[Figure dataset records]
^^^^^^^^

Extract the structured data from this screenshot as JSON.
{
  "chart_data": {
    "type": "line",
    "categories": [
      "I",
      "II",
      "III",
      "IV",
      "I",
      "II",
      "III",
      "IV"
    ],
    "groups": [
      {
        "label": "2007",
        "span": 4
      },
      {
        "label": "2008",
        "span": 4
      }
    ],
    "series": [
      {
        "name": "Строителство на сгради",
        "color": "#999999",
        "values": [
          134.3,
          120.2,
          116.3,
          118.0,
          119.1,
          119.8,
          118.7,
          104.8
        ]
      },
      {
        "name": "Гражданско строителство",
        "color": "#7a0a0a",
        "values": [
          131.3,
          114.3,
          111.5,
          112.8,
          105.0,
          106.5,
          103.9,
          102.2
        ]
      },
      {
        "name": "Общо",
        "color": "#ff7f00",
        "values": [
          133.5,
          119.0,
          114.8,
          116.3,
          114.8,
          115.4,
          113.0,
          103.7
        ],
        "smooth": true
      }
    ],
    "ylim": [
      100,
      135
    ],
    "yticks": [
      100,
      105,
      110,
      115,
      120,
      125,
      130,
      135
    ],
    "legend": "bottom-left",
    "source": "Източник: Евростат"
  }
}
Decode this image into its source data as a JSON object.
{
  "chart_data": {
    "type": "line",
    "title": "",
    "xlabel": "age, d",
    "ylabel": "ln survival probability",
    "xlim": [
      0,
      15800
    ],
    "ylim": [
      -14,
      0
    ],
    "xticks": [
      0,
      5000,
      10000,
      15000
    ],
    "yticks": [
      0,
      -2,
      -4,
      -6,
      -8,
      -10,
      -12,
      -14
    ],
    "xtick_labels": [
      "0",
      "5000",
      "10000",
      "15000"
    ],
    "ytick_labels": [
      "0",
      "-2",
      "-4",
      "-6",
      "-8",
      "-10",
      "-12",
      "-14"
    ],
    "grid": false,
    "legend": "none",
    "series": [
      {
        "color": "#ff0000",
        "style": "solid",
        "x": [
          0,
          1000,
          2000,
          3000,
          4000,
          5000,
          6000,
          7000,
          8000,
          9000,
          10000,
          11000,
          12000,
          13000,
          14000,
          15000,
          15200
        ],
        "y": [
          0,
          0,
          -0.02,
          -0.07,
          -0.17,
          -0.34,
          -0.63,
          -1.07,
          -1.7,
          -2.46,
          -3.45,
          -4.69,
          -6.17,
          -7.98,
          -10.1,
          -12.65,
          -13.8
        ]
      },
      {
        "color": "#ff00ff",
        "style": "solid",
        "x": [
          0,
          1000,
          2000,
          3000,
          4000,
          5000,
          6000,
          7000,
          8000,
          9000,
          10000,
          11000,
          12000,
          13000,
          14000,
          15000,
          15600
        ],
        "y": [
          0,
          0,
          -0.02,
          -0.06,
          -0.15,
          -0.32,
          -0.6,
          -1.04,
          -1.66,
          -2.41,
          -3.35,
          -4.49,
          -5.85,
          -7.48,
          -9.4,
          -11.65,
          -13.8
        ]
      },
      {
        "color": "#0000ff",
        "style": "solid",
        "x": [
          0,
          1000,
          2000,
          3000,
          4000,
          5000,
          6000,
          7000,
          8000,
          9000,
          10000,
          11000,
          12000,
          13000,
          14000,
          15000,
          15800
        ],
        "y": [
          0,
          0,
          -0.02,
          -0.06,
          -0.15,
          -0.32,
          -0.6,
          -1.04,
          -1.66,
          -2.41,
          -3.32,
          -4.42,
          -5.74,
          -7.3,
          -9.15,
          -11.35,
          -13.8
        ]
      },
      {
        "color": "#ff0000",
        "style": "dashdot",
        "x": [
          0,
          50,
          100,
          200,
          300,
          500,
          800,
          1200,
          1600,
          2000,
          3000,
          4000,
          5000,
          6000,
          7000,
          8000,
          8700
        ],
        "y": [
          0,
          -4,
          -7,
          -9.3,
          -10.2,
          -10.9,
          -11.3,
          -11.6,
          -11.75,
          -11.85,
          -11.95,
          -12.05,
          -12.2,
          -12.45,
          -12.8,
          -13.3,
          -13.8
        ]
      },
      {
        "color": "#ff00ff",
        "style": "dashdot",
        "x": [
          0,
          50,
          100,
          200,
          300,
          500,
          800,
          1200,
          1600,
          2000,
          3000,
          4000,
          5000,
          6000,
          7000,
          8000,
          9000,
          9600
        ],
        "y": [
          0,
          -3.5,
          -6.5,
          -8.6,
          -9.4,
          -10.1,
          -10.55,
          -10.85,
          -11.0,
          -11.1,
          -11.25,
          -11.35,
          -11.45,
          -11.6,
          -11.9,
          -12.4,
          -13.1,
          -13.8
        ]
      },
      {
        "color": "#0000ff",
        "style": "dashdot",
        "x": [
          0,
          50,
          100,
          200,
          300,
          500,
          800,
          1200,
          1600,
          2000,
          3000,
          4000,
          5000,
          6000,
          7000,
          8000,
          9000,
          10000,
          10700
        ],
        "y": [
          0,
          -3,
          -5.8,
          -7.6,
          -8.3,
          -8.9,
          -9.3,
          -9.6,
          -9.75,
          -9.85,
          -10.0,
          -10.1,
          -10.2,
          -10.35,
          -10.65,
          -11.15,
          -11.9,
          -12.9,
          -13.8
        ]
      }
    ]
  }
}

^^^^^^^^

THE PROBLEM >> Transcribe all of the lines in the records precisely.

OUTPUT FOR THIS EXERCISE >>
Extract the structured data from this screenshot as JSON.
{
  "chart_data": {
    "type": "line",
    "categories": [
      "I",
      "II",
      "III",
      "IV",
      "I",
      "II",
      "III",
      "IV"
    ],
    "groups": [
      {
        "label": "2007",
        "span": 4
      },
      {
        "label": "2008",
        "span": 4
      }
    ],
    "series": [
      {
        "name": "Строителство на сгради",
        "color": "#999999",
        "values": [
          134.3,
          120.2,
          116.3,
          118.0,
          119.1,
          119.8,
          118.7,
          104.8
        ]
      },
      {
        "name": "Гражданско строителство",
        "color": "#7a0a0a",
        "values": [
          131.3,
          114.3,
          111.5,
          112.8,
          105.0,
          106.5,
          103.9,
          102.2
        ]
      },
      {
        "name": "Общо",
        "color": "#ff7f00",
        "values": [
          133.5,
          119.0,
          114.8,
          116.3,
          114.8,
          115.4,
          113.0,
          103.7
        ],
        "smooth": true
      }
    ],
    "ylim": [
      100,
      135
    ],
    "yticks": [
      100,
      105,
      110,
      115,
      120,
      125,
      130,
      135
    ],
    "legend": "bottom-left",
    "source": "Източник: Евростат"
  }
}
Decode this image into its source data as a JSON object.
{
  "chart_data": {
    "type": "line",
    "title": "",
    "xlabel": "age, d",
    "ylabel": "ln survival probability",
    "xlim": [
      0,
      15800
    ],
    "ylim": [
      -14,
      0
    ],
    "xticks": [
      0,
      5000,
      10000,
      15000
    ],
    "yticks": [
      0,
      -2,
      -4,
      -6,
      -8,
      -10,
      -12,
      -14
    ],
    "xtick_labels": [
      "0",
      "5000",
      "10000",
      "15000"
    ],
    "ytick_labels": [
      "0",
      "-2",
      "-4",
      "-6",
      "-8",
      "-10",
      "-12",
      "-14"
    ],
    "grid": false,
    "legend": "none",
    "series": [
      {
        "color": "#ff0000",
        "style": "solid",
        "x": [
          0,
          1000,
          2000,
          3000,
          4000,
          5000,
          6000,
          7000,
          8000,
          9000,
          10000,
          11000,
          12000,
          13000,
          14000,
          15000,
          15200
        ],
        "y": [
          0,
          0,
          -0.02,
          -0.07,
          -0.17,
          -0.34,
          -0.63,
          -1.07,
          -1.7,
          -2.46,
          -3.45,
          -4.69,
          -6.17,
          -7.98,
          -10.1,
          -12.65,
          -13.8
        ]
      },
      {
        "color": "#ff00ff",
        "style": "solid",
        "x": [
          0,
          1000,
          2000,
          3000,
          4000,
          5000,
          6000,
          7000,
          8000,
          9000,
          10000,
          11000,
          12000,
          13000,
          14000,
          15000,
          15600
        ],
        "y": [
          0,
          0,
          -0.02,
          -0.06,
          -0.15,
          -0.32,
          -0.6,
          -1.04,
          -1.66,
          -2.41,
          -3.35,
          -4.49,
          -5.85,
          -7.48,
          -9.4,
          -11.65,
          -13.8
        ]
      },
      {
        "color": "#0000ff",
        "style": "solid",
        "x": [
          0,
          1000,
          2000,
          3000,
          4000,
          5000,
          6000,
          7000,
          8000,
          9000,
          10000,
          11000,
          12000,
          13000,
          14000,
          15000,
          15800
        ],
        "y": [
          0,
          0,
          -0.02,
          -0.06,
          -0.15,
          -0.32,
          -0.6,
          -1.04,
          -1.66,
          -2.41,
          -3.32,
          -4.42,
          -5.74,
          -7.3,
          -9.15,
          -11.35,
          -13.8
        ]
      },
      {
        "color": "#ff0000",
        "style": "dashdot",
        "x": [
          0,
          50,
          100,
          200,
          300,
          500,
          800,
          1200,
          1600,
          2000,
          3000,
          4000,
          5000,
          6000,
          7000,
          8000,
          8700
        ],
        "y": [
          0,
          -4,
          -7,
          -9.3,
          -10.2,
          -10.9,
          -11.3,
          -11.6,
          -11.75,
          -11.85,
          -11.95,
          -12.05,
          -12.2,
          -12.45,
          -12.8,
          -13.3,
          -13.8
        ]
      },
      {
        "color": "#ff00ff",
        "style": "dashdot",
        "x": [
          0,
          50,
          100,
          200,
          300,
          500,
          800,
          1200,
          1600,
          2000,
          3000,
          4000,
          5000,
          6000,
          7000,
          8000,
          9000,
          9600
        ],
        "y": [
          0,
          -3.5,
          -6.5,
          -8.6,
          -9.4,
          -10.1,
          -10.55,
          -10.85,
          -11.0,
          -11.1,
          -11.25,
          -11.35,
          -11.45,
          -11.6,
          -11.9,
          -12.4,
          -13.1,
          -13.8
        ]
      },
      {
        "color": "#0000ff",
        "style": "dashdot",
        "x": [
          0,
          50,
          100,
          200,
          300,
          500,
          800,
          1200,
          1600,
          2000,
          3000,
          4000,
          5000,
          6000,
          7000,
          8000,
          9000,
          10000,
          10700
        ],
        "y": [
          0,
          -3,
          -5.8,
          -7.6,
          -8.3,
          -8.9,
          -9.3,
          -9.6,
          -9.75,
          -9.85,
          -10.0,
          -10.1,
          -10.2,
          -10.35,
          -10.65,
          -11.15,
          -11.9,
          -12.9,
          -13.8
        ]
      }
    ]
  }
}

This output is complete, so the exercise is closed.